◆ Directive ◆
Reproduce the listing below exactly, minus its pictures.

◆ Input data ◆
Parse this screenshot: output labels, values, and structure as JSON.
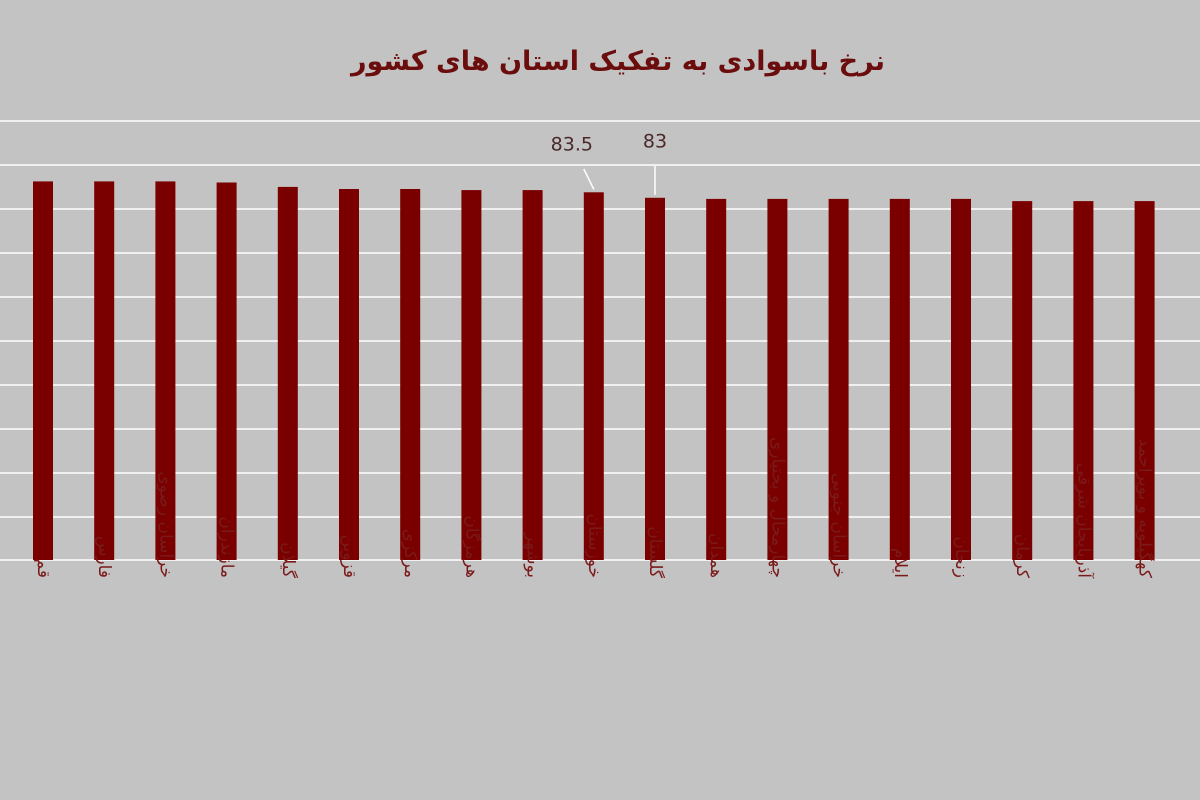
{
  "chart_data": {
    "type": "bar",
    "title": "نرخ باسوادی به تفکیک استان های کشور",
    "xlabel": "",
    "ylabel": "",
    "ylim": [
      50,
      90
    ],
    "grid": true,
    "bar_color": "#7a0000",
    "title_color": "#6b0d0d",
    "label_color": "#7a1a1a",
    "background": "#c3c3c3",
    "categories": [
      "قم",
      "فارس",
      "خراسان رضوی",
      "مازندران",
      "گیلان",
      "قزوین",
      "مرکزی",
      "هرمزگان",
      "بوشهر",
      "خوزستان",
      "گلستان",
      "همدان",
      "چهارمحال و بختیاری",
      "خراسان جنوبی",
      "ایلام",
      "زنجان",
      "کرمان",
      "آذربایجان شرقی",
      "کهگیلویه و بویراحمد"
    ],
    "values": [
      84.5,
      84.5,
      84.5,
      84.4,
      84.0,
      83.8,
      83.8,
      83.7,
      83.7,
      83.5,
      83.0,
      82.9,
      82.9,
      82.9,
      82.9,
      82.9,
      82.7,
      82.7,
      82.7
    ],
    "data_labels": [
      {
        "index": 9,
        "text": "83.5"
      },
      {
        "index": 10,
        "text": "83"
      }
    ]
  }
}
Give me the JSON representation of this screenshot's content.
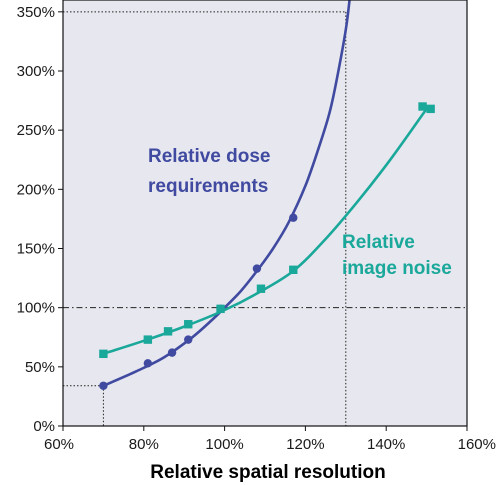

◆ Expected answer ◆
Parse this screenshot: output labels, values, and structure as JSON.
{
  "chart_data": {
    "type": "bar",
    "title": "نرخ باسوادی به تفکیک استان های کشور",
    "xlabel": "",
    "ylabel": "",
    "ylim": [
      50,
      90
    ],
    "grid": true,
    "bar_color": "#7a0000",
    "title_color": "#6b0d0d",
    "label_color": "#7a1a1a",
    "background": "#c3c3c3",
    "categories": [
      "قم",
      "فارس",
      "خراسان رضوی",
      "مازندران",
      "گیلان",
      "قزوین",
      "مرکزی",
      "هرمزگان",
      "بوشهر",
      "خوزستان",
      "گلستان",
      "همدان",
      "چهارمحال و بختیاری",
      "خراسان جنوبی",
      "ایلام",
      "زنجان",
      "کرمان",
      "آذربایجان شرقی",
      "کهگیلویه و بویراحمد"
    ],
    "values": [
      84.5,
      84.5,
      84.5,
      84.4,
      84.0,
      83.8,
      83.8,
      83.7,
      83.7,
      83.5,
      83.0,
      82.9,
      82.9,
      82.9,
      82.9,
      82.9,
      82.7,
      82.7,
      82.7
    ],
    "data_labels": [
      {
        "index": 9,
        "text": "83.5"
      },
      {
        "index": 10,
        "text": "83"
      }
    ]
  }
}
Give me the JSON representation of this screenshot's content.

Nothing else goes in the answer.